**** Data shown
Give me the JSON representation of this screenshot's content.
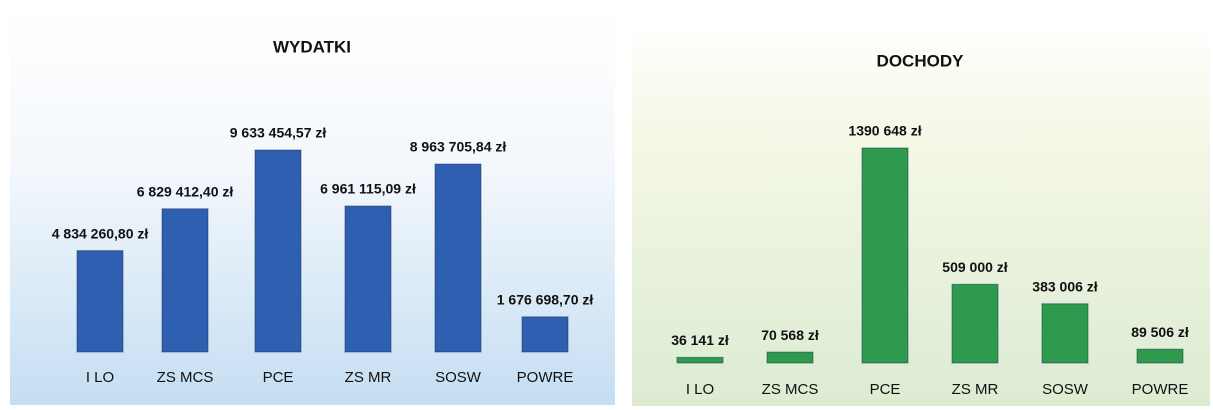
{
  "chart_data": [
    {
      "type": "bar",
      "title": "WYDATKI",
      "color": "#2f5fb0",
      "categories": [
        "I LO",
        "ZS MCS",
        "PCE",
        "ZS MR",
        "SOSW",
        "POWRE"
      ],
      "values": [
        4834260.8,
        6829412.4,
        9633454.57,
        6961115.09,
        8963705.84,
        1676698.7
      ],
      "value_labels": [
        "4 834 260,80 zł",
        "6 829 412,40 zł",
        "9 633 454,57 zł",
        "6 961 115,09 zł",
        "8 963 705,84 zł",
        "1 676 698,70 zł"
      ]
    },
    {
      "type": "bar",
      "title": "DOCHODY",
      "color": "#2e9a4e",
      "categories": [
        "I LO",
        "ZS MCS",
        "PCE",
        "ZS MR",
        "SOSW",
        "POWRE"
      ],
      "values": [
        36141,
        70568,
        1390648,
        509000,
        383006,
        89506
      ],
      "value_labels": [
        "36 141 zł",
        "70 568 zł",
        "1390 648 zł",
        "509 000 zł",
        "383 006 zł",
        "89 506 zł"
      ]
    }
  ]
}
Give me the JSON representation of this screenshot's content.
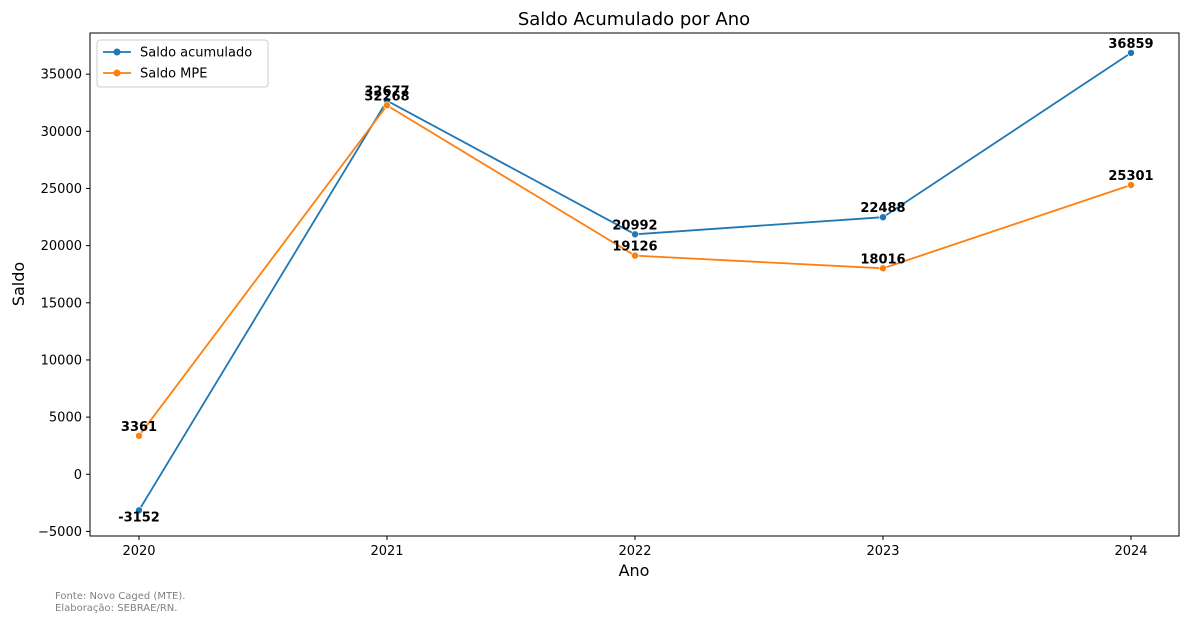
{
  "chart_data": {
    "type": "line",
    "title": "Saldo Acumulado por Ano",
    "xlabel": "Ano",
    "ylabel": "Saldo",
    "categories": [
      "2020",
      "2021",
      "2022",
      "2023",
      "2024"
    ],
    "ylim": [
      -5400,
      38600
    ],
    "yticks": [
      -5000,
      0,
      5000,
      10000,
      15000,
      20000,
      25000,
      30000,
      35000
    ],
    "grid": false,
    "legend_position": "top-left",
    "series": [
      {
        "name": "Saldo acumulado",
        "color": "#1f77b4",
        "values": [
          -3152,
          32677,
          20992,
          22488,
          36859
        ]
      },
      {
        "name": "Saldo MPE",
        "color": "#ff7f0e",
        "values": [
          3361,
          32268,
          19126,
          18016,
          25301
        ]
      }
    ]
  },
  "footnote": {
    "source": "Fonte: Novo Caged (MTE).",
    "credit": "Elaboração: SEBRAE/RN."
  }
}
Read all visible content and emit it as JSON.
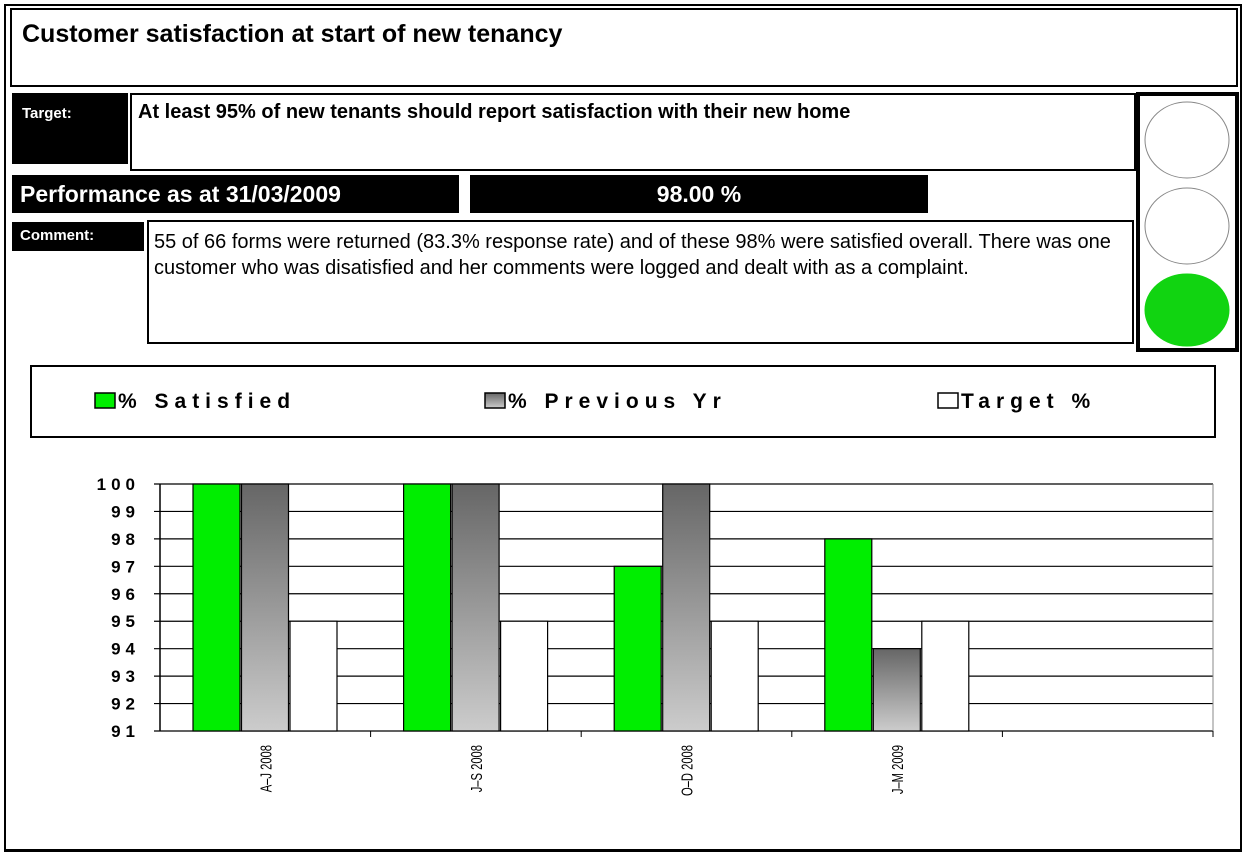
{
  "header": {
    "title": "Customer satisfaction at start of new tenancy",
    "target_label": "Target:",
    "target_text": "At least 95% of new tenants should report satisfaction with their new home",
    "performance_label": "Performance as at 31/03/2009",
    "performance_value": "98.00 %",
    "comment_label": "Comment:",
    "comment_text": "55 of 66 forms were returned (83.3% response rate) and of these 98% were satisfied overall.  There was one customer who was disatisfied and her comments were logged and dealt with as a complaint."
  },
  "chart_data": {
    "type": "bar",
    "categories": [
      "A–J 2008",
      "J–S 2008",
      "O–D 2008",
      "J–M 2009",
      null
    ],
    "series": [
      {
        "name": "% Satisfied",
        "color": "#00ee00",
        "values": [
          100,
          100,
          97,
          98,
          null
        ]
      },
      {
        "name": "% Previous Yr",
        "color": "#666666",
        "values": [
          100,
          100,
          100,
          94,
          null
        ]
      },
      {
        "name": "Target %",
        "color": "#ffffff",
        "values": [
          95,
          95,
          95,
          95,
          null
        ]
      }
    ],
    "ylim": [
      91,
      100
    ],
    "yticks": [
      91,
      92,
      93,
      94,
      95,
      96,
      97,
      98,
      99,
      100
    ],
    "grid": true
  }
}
********
▶ [Given task]: Reproduce all of the entries word for word, skipping any pictures they hold.

▶ [Expected answer]:
Give me the JSON representation of this screenshot's content.
{
  "chart_data": [
    {
      "type": "bar",
      "title": "WYDATKI",
      "color": "#2f5fb0",
      "categories": [
        "I LO",
        "ZS MCS",
        "PCE",
        "ZS MR",
        "SOSW",
        "POWRE"
      ],
      "values": [
        4834260.8,
        6829412.4,
        9633454.57,
        6961115.09,
        8963705.84,
        1676698.7
      ],
      "value_labels": [
        "4 834 260,80 zł",
        "6 829 412,40 zł",
        "9 633 454,57 zł",
        "6 961 115,09 zł",
        "8 963 705,84 zł",
        "1 676 698,70 zł"
      ]
    },
    {
      "type": "bar",
      "title": "DOCHODY",
      "color": "#2e9a4e",
      "categories": [
        "I LO",
        "ZS MCS",
        "PCE",
        "ZS MR",
        "SOSW",
        "POWRE"
      ],
      "values": [
        36141,
        70568,
        1390648,
        509000,
        383006,
        89506
      ],
      "value_labels": [
        "36 141 zł",
        "70 568 zł",
        "1390 648 zł",
        "509 000 zł",
        "383 006 zł",
        "89 506 zł"
      ]
    }
  ]
}
Give me the JSON representation of this screenshot's content.
{
  "chart_data": {
    "type": "line",
    "title": "Saldo Acumulado por Ano",
    "xlabel": "Ano",
    "ylabel": "Saldo",
    "categories": [
      "2020",
      "2021",
      "2022",
      "2023",
      "2024"
    ],
    "ylim": [
      -5400,
      38600
    ],
    "yticks": [
      -5000,
      0,
      5000,
      10000,
      15000,
      20000,
      25000,
      30000,
      35000
    ],
    "grid": false,
    "legend_position": "top-left",
    "series": [
      {
        "name": "Saldo acumulado",
        "color": "#1f77b4",
        "values": [
          -3152,
          32677,
          20992,
          22488,
          36859
        ]
      },
      {
        "name": "Saldo MPE",
        "color": "#ff7f0e",
        "values": [
          3361,
          32268,
          19126,
          18016,
          25301
        ]
      }
    ]
  },
  "footnote": {
    "source": "Fonte: Novo Caged (MTE).",
    "credit": "Elaboração: SEBRAE/RN."
  }
}
Read all visible content and emit it as JSON.
{
  "header": {
    "title": "Customer satisfaction at start of new tenancy",
    "target_label": "Target:",
    "target_text": "At least 95% of new tenants should report satisfaction with their new home",
    "performance_label": "Performance as at 31/03/2009",
    "performance_value": "98.00 %",
    "comment_label": "Comment:",
    "comment_text": "55 of 66 forms were returned (83.3% response rate) and of these 98% were satisfied overall.  There was one customer who was disatisfied and her comments were logged and dealt with as a complaint."
  },
  "chart_data": {
    "type": "bar",
    "categories": [
      "A–J 2008",
      "J–S 2008",
      "O–D 2008",
      "J–M 2009",
      null
    ],
    "series": [
      {
        "name": "% Satisfied",
        "color": "#00ee00",
        "values": [
          100,
          100,
          97,
          98,
          null
        ]
      },
      {
        "name": "% Previous Yr",
        "color": "#666666",
        "values": [
          100,
          100,
          100,
          94,
          null
        ]
      },
      {
        "name": "Target %",
        "color": "#ffffff",
        "values": [
          95,
          95,
          95,
          95,
          null
        ]
      }
    ],
    "ylim": [
      91,
      100
    ],
    "yticks": [
      91,
      92,
      93,
      94,
      95,
      96,
      97,
      98,
      99,
      100
    ],
    "grid": true
  }
}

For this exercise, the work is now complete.